• **Input records**:
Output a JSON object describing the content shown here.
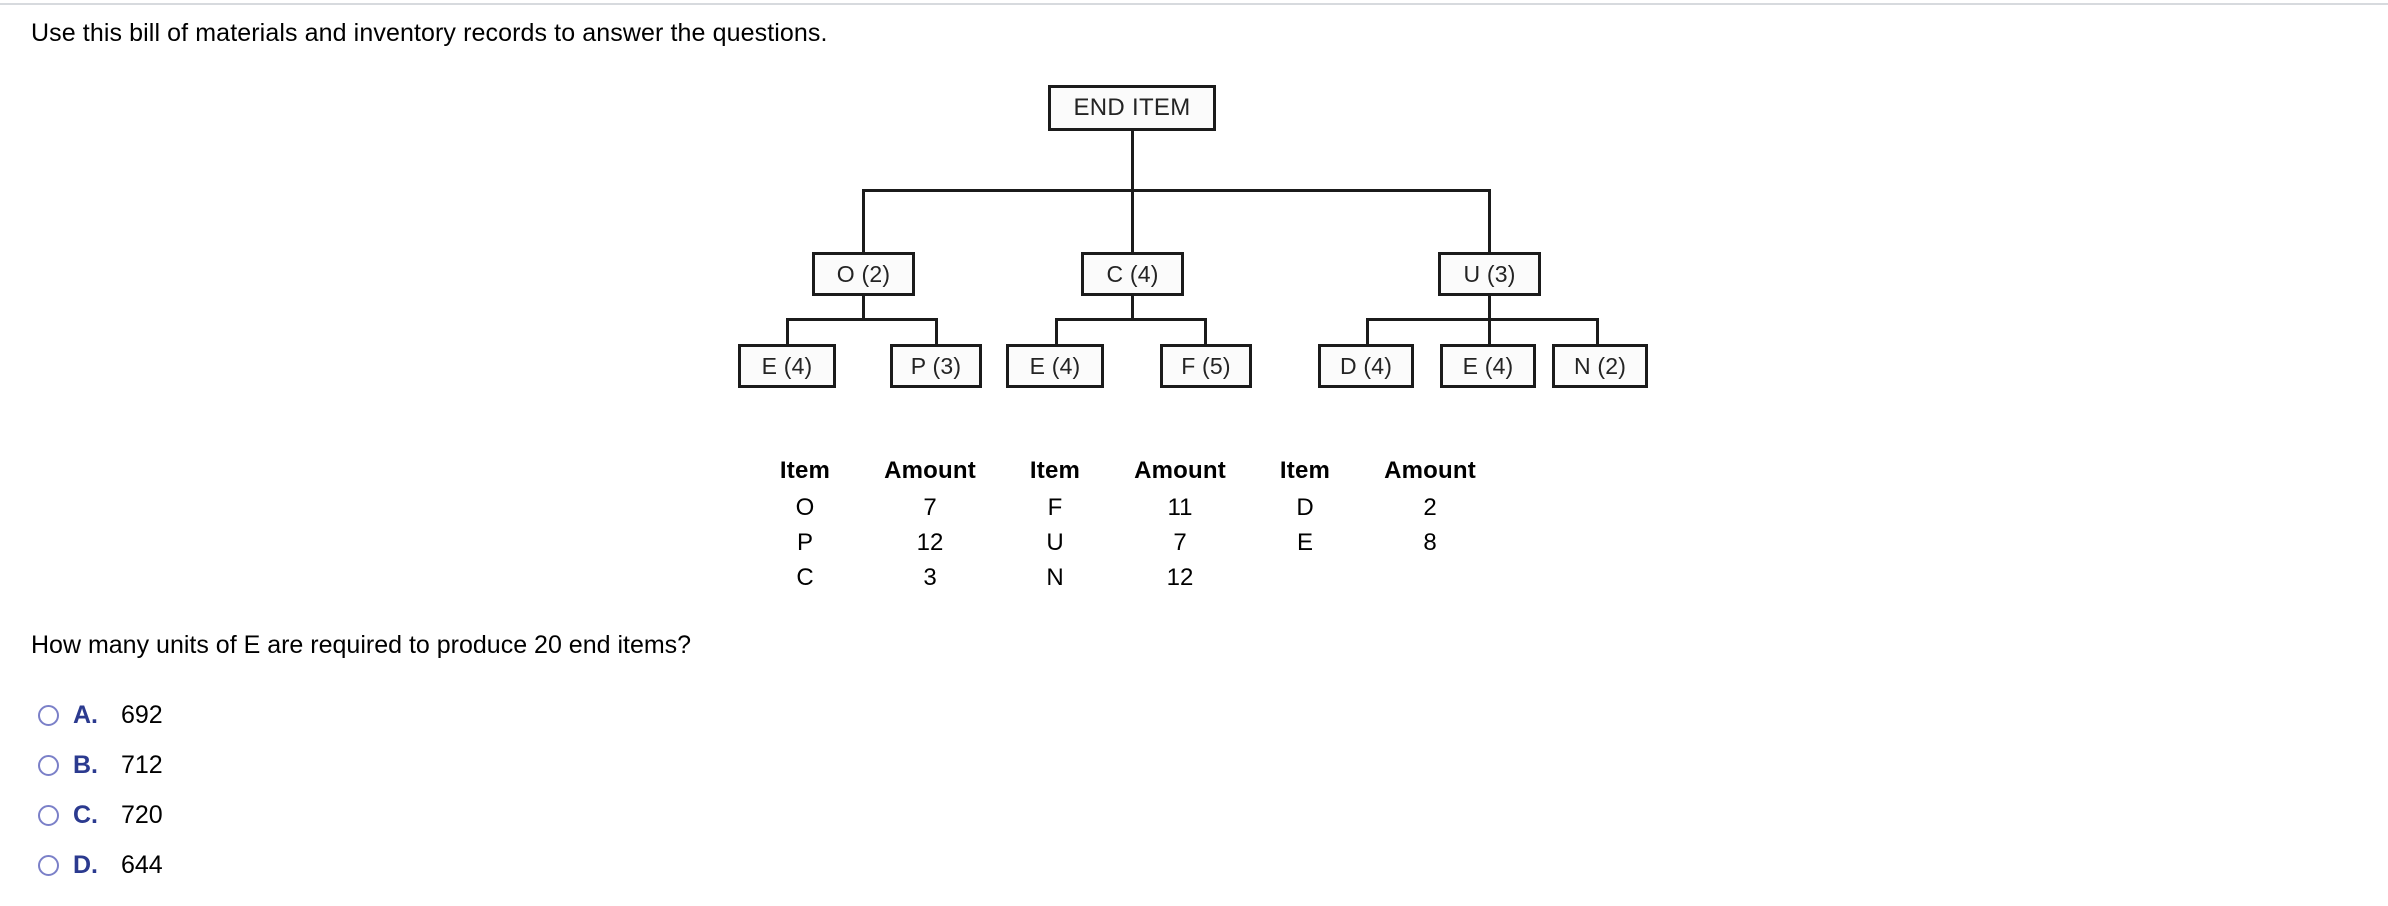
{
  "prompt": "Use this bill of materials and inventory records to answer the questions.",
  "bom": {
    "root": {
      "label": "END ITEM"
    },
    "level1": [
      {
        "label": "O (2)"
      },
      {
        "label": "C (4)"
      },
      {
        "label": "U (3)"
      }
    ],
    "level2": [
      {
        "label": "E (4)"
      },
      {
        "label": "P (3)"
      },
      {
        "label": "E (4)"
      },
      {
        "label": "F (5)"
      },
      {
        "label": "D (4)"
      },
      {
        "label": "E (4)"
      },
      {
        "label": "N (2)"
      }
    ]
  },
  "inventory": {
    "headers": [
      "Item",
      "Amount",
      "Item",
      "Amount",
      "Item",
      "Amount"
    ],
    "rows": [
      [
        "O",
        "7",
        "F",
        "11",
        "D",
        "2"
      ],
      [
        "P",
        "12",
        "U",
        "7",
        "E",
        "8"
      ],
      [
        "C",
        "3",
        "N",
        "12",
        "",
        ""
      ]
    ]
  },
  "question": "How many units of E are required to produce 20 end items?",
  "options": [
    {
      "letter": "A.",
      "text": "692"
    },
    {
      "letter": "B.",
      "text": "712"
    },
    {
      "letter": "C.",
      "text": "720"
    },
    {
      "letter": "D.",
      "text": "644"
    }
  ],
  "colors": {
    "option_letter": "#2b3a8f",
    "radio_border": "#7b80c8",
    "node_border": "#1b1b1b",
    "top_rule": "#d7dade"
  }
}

• **Task to complete**:
Transcribe all of the records above character for character. Exclude the pictures.

• **Response below**:
Output a JSON object describing the content shown here.
{
  "prompt": "Use this bill of materials and inventory records to answer the questions.",
  "bom": {
    "root": {
      "label": "END ITEM"
    },
    "level1": [
      {
        "label": "O (2)"
      },
      {
        "label": "C (4)"
      },
      {
        "label": "U (3)"
      }
    ],
    "level2": [
      {
        "label": "E (4)"
      },
      {
        "label": "P (3)"
      },
      {
        "label": "E (4)"
      },
      {
        "label": "F (5)"
      },
      {
        "label": "D (4)"
      },
      {
        "label": "E (4)"
      },
      {
        "label": "N (2)"
      }
    ]
  },
  "inventory": {
    "headers": [
      "Item",
      "Amount",
      "Item",
      "Amount",
      "Item",
      "Amount"
    ],
    "rows": [
      [
        "O",
        "7",
        "F",
        "11",
        "D",
        "2"
      ],
      [
        "P",
        "12",
        "U",
        "7",
        "E",
        "8"
      ],
      [
        "C",
        "3",
        "N",
        "12",
        "",
        ""
      ]
    ]
  },
  "question": "How many units of E are required to produce 20 end items?",
  "options": [
    {
      "letter": "A.",
      "text": "692"
    },
    {
      "letter": "B.",
      "text": "712"
    },
    {
      "letter": "C.",
      "text": "720"
    },
    {
      "letter": "D.",
      "text": "644"
    }
  ],
  "colors": {
    "option_letter": "#2b3a8f",
    "radio_border": "#7b80c8",
    "node_border": "#1b1b1b",
    "top_rule": "#d7dade"
  }
}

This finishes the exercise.